▸ DO THIS
Extract all of the data and reproduce it precisely.

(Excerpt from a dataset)
────────────────

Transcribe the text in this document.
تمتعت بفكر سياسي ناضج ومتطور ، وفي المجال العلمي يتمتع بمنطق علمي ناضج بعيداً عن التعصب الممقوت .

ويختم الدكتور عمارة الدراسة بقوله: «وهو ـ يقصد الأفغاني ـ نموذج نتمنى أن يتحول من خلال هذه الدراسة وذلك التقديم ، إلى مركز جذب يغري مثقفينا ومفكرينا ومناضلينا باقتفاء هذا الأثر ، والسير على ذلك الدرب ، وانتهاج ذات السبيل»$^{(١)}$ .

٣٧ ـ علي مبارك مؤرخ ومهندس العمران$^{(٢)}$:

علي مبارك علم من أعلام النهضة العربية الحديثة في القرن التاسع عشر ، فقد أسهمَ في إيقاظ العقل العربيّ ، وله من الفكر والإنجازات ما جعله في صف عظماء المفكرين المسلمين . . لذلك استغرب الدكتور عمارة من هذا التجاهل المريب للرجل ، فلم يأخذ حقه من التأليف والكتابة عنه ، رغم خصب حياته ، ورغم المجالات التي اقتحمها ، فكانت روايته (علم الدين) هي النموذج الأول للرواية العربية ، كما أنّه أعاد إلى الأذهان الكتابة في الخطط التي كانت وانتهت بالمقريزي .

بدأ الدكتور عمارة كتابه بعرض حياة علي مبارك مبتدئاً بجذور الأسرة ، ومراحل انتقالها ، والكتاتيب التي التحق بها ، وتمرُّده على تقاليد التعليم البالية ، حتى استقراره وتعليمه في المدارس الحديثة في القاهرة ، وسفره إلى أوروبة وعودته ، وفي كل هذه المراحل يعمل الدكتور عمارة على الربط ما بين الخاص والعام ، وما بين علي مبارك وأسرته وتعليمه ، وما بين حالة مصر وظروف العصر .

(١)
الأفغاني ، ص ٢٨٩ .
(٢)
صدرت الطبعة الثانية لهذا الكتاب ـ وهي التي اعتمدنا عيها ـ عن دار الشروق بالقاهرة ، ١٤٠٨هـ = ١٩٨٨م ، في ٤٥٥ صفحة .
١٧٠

────────────────

▸ TASK ANSWER
Transcribe the text in this document.
تمتعت بفكر سياسي ناضج ومتطور ، وفي المجال العلمي يتمتع بمنطق علمي ناضج بعيداً عن التعصب الممقوت .

ويختم الدكتور عمارة الدراسة بقوله: «وهو ـ يقصد الأفغاني ـ نموذج نتمنى أن يتحول من خلال هذه الدراسة وذلك التقديم ، إلى مركز جذب يغري مثقفينا ومفكرينا ومناضلينا باقتفاء هذا الأثر ، والسير على ذلك الدرب ، وانتهاج ذات السبيل»$^{(١)}$ .

٣٧ ـ علي مبارك مؤرخ ومهندس العمران$^{(٢)}$:

علي مبارك علم من أعلام النهضة العربية الحديثة في القرن التاسع عشر ، فقد أسهمَ في إيقاظ العقل العربيّ ، وله من الفكر والإنجازات ما جعله في صف عظماء المفكرين المسلمين . . لذلك استغرب الدكتور عمارة من هذا التجاهل المريب للرجل ، فلم يأخذ حقه من التأليف والكتابة عنه ، رغم خصب حياته ، ورغم المجالات التي اقتحمها ، فكانت روايته (علم الدين) هي النموذج الأول للرواية العربية ، كما أنّه أعاد إلى الأذهان الكتابة في الخطط التي كانت وانتهت بالمقريزي .

بدأ الدكتور عمارة كتابه بعرض حياة علي مبارك مبتدئاً بجذور الأسرة ، ومراحل انتقالها ، والكتاتيب التي التحق بها ، وتمرُّده على تقاليد التعليم البالية ، حتى استقراره وتعليمه في المدارس الحديثة في القاهرة ، وسفره إلى أوروبة وعودته ، وفي كل هذه المراحل يعمل الدكتور عمارة على الربط ما بين الخاص والعام ، وما بين علي مبارك وأسرته وتعليمه ، وما بين حالة مصر وظروف العصر .

(١)
الأفغاني ، ص ٢٨٩ .
(٢)
صدرت الطبعة الثانية لهذا الكتاب ـ وهي التي اعتمدنا عيها ـ عن دار الشروق بالقاهرة ، ١٤٠٨هـ = ١٩٨٨م ، في ٤٥٥ صفحة .
١٧٠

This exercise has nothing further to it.